(Some records)
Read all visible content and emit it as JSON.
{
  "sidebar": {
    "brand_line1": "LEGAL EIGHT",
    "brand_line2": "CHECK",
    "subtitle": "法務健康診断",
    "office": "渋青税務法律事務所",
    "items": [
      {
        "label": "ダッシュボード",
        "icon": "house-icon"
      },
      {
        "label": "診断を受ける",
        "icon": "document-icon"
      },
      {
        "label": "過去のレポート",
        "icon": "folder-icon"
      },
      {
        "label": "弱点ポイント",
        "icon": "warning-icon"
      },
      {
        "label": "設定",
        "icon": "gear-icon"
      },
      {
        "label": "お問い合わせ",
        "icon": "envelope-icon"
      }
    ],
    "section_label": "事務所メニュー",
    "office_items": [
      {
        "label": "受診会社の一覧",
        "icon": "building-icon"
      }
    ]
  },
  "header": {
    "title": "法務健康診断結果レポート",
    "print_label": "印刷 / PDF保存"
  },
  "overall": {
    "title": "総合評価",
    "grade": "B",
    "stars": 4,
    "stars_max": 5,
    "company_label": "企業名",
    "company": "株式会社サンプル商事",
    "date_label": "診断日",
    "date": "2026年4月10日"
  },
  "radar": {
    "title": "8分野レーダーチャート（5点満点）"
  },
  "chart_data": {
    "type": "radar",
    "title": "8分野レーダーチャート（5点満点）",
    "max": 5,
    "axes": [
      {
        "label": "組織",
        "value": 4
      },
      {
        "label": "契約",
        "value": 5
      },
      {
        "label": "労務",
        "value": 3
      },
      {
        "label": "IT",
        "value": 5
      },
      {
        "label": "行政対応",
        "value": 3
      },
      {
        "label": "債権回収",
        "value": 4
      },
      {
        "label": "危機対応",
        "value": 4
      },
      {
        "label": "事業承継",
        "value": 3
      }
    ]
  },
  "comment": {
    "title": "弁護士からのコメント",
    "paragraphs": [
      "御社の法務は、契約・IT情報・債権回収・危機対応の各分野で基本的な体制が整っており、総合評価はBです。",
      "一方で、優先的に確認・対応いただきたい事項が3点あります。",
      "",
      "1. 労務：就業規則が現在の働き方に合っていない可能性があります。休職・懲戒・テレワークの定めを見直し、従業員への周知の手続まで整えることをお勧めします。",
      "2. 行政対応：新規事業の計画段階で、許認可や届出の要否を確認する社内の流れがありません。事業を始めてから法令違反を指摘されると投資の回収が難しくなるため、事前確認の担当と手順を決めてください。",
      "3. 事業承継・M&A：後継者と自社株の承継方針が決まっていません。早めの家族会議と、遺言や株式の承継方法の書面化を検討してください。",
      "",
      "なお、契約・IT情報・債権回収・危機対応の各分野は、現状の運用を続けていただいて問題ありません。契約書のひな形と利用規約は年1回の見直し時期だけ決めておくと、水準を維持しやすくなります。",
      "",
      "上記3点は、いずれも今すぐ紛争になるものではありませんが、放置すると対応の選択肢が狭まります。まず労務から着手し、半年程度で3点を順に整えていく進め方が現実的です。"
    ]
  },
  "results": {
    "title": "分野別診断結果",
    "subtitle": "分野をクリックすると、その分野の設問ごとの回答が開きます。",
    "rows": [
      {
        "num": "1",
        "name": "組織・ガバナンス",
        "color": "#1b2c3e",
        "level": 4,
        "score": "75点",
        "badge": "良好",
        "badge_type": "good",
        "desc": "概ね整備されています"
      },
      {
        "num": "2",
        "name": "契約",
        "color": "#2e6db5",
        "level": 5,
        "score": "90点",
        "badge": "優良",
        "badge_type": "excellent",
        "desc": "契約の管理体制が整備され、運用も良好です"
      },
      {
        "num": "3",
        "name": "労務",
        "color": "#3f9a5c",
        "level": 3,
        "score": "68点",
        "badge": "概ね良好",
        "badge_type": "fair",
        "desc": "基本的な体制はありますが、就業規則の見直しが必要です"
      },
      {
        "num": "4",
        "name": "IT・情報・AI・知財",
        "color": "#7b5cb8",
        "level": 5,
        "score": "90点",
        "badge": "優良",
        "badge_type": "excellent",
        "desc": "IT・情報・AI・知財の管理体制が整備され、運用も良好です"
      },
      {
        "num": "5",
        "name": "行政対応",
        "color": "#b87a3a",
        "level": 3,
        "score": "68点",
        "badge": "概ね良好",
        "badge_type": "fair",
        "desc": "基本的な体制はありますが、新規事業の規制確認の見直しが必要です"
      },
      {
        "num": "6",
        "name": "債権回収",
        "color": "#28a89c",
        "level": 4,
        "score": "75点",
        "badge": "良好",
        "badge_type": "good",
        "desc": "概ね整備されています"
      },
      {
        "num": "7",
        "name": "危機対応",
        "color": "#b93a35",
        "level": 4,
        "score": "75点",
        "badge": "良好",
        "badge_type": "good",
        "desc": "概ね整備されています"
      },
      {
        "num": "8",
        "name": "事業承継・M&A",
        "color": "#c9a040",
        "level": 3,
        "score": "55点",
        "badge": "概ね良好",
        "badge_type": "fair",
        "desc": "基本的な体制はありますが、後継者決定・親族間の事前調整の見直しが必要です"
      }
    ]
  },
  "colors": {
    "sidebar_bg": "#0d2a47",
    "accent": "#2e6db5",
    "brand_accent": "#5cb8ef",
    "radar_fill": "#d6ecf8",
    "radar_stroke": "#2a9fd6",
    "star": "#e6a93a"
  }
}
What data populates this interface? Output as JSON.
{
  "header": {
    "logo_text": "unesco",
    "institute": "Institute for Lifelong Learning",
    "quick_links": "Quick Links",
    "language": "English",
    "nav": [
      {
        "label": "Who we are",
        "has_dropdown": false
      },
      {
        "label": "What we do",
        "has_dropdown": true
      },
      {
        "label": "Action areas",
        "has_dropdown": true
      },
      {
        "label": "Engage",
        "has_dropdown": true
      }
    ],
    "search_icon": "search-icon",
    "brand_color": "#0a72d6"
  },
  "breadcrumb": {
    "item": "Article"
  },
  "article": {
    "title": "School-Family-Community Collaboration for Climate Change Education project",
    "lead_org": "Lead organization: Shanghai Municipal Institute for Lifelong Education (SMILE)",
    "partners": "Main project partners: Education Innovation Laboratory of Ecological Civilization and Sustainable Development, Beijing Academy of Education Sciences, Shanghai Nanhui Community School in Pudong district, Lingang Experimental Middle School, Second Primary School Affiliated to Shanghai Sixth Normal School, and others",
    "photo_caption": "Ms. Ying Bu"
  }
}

▸ Task goal: Make an exact copy of the material above.

▸ Written reply:
Read all visible content and emit it as JSON.
{
  "sidebar": {
    "brand_line1": "LEGAL EIGHT",
    "brand_line2": "CHECK",
    "subtitle": "法務健康診断",
    "office": "渋青税務法律事務所",
    "items": [
      {
        "label": "ダッシュボード",
        "icon": "house-icon"
      },
      {
        "label": "診断を受ける",
        "icon": "document-icon"
      },
      {
        "label": "過去のレポート",
        "icon": "folder-icon"
      },
      {
        "label": "弱点ポイント",
        "icon": "warning-icon"
      },
      {
        "label": "設定",
        "icon": "gear-icon"
      },
      {
        "label": "お問い合わせ",
        "icon": "envelope-icon"
      }
    ],
    "section_label": "事務所メニュー",
    "office_items": [
      {
        "label": "受診会社の一覧",
        "icon": "building-icon"
      }
    ]
  },
  "header": {
    "title": "法務健康診断結果レポート",
    "print_label": "印刷 / PDF保存"
  },
  "overall": {
    "title": "総合評価",
    "grade": "B",
    "stars": 4,
    "stars_max": 5,
    "company_label": "企業名",
    "company": "株式会社サンプル商事",
    "date_label": "診断日",
    "date": "2026年4月10日"
  },
  "radar": {
    "title": "8分野レーダーチャート（5点満点）"
  },
  "chart_data": {
    "type": "radar",
    "title": "8分野レーダーチャート（5点満点）",
    "max": 5,
    "axes": [
      {
        "label": "組織",
        "value": 4
      },
      {
        "label": "契約",
        "value": 5
      },
      {
        "label": "労務",
        "value": 3
      },
      {
        "label": "IT",
        "value": 5
      },
      {
        "label": "行政対応",
        "value": 3
      },
      {
        "label": "債権回収",
        "value": 4
      },
      {
        "label": "危機対応",
        "value": 4
      },
      {
        "label": "事業承継",
        "value": 3
      }
    ]
  },
  "comment": {
    "title": "弁護士からのコメント",
    "paragraphs": [
      "御社の法務は、契約・IT情報・債権回収・危機対応の各分野で基本的な体制が整っており、総合評価はBです。",
      "一方で、優先的に確認・対応いただきたい事項が3点あります。",
      "",
      "1. 労務：就業規則が現在の働き方に合っていない可能性があります。休職・懲戒・テレワークの定めを見直し、従業員への周知の手続まで整えることをお勧めします。",
      "2. 行政対応：新規事業の計画段階で、許認可や届出の要否を確認する社内の流れがありません。事業を始めてから法令違反を指摘されると投資の回収が難しくなるため、事前確認の担当と手順を決めてください。",
      "3. 事業承継・M&A：後継者と自社株の承継方針が決まっていません。早めの家族会議と、遺言や株式の承継方法の書面化を検討してください。",
      "",
      "なお、契約・IT情報・債権回収・危機対応の各分野は、現状の運用を続けていただいて問題ありません。契約書のひな形と利用規約は年1回の見直し時期だけ決めておくと、水準を維持しやすくなります。",
      "",
      "上記3点は、いずれも今すぐ紛争になるものではありませんが、放置すると対応の選択肢が狭まります。まず労務から着手し、半年程度で3点を順に整えていく進め方が現実的です。"
    ]
  },
  "results": {
    "title": "分野別診断結果",
    "subtitle": "分野をクリックすると、その分野の設問ごとの回答が開きます。",
    "rows": [
      {
        "num": "1",
        "name": "組織・ガバナンス",
        "color": "#1b2c3e",
        "level": 4,
        "score": "75点",
        "badge": "良好",
        "badge_type": "good",
        "desc": "概ね整備されています"
      },
      {
        "num": "2",
        "name": "契約",
        "color": "#2e6db5",
        "level": 5,
        "score": "90点",
        "badge": "優良",
        "badge_type": "excellent",
        "desc": "契約の管理体制が整備され、運用も良好です"
      },
      {
        "num": "3",
        "name": "労務",
        "color": "#3f9a5c",
        "level": 3,
        "score": "68点",
        "badge": "概ね良好",
        "badge_type": "fair",
        "desc": "基本的な体制はありますが、就業規則の見直しが必要です"
      },
      {
        "num": "4",
        "name": "IT・情報・AI・知財",
        "color": "#7b5cb8",
        "level": 5,
        "score": "90点",
        "badge": "優良",
        "badge_type": "excellent",
        "desc": "IT・情報・AI・知財の管理体制が整備され、運用も良好です"
      },
      {
        "num": "5",
        "name": "行政対応",
        "color": "#b87a3a",
        "level": 3,
        "score": "68点",
        "badge": "概ね良好",
        "badge_type": "fair",
        "desc": "基本的な体制はありますが、新規事業の規制確認の見直しが必要です"
      },
      {
        "num": "6",
        "name": "債権回収",
        "color": "#28a89c",
        "level": 4,
        "score": "75点",
        "badge": "良好",
        "badge_type": "good",
        "desc": "概ね整備されています"
      },
      {
        "num": "7",
        "name": "危機対応",
        "color": "#b93a35",
        "level": 4,
        "score": "75点",
        "badge": "良好",
        "badge_type": "good",
        "desc": "概ね整備されています"
      },
      {
        "num": "8",
        "name": "事業承継・M&A",
        "color": "#c9a040",
        "level": 3,
        "score": "55点",
        "badge": "概ね良好",
        "badge_type": "fair",
        "desc": "基本的な体制はありますが、後継者決定・親族間の事前調整の見直しが必要です"
      }
    ]
  },
  "colors": {
    "sidebar_bg": "#0d2a47",
    "accent": "#2e6db5",
    "brand_accent": "#5cb8ef",
    "radar_fill": "#d6ecf8",
    "radar_stroke": "#2a9fd6",
    "star": "#e6a93a"
  }
}
What data populates this interface? Output as JSON.
{
  "header": {
    "logo_text": "unesco",
    "institute": "Institute for Lifelong Learning",
    "quick_links": "Quick Links",
    "language": "English",
    "nav": [
      {
        "label": "Who we are",
        "has_dropdown": false
      },
      {
        "label": "What we do",
        "has_dropdown": true
      },
      {
        "label": "Action areas",
        "has_dropdown": true
      },
      {
        "label": "Engage",
        "has_dropdown": true
      }
    ],
    "search_icon": "search-icon",
    "brand_color": "#0a72d6"
  },
  "breadcrumb": {
    "item": "Article"
  },
  "article": {
    "title": "School-Family-Community Collaboration for Climate Change Education project",
    "lead_org": "Lead organization: Shanghai Municipal Institute for Lifelong Education (SMILE)",
    "partners": "Main project partners: Education Innovation Laboratory of Ecological Civilization and Sustainable Development, Beijing Academy of Education Sciences, Shanghai Nanhui Community School in Pudong district, Lingang Experimental Middle School, Second Primary School Affiliated to Shanghai Sixth Normal School, and others",
    "photo_caption": "Ms. Ying Bu"
  }
}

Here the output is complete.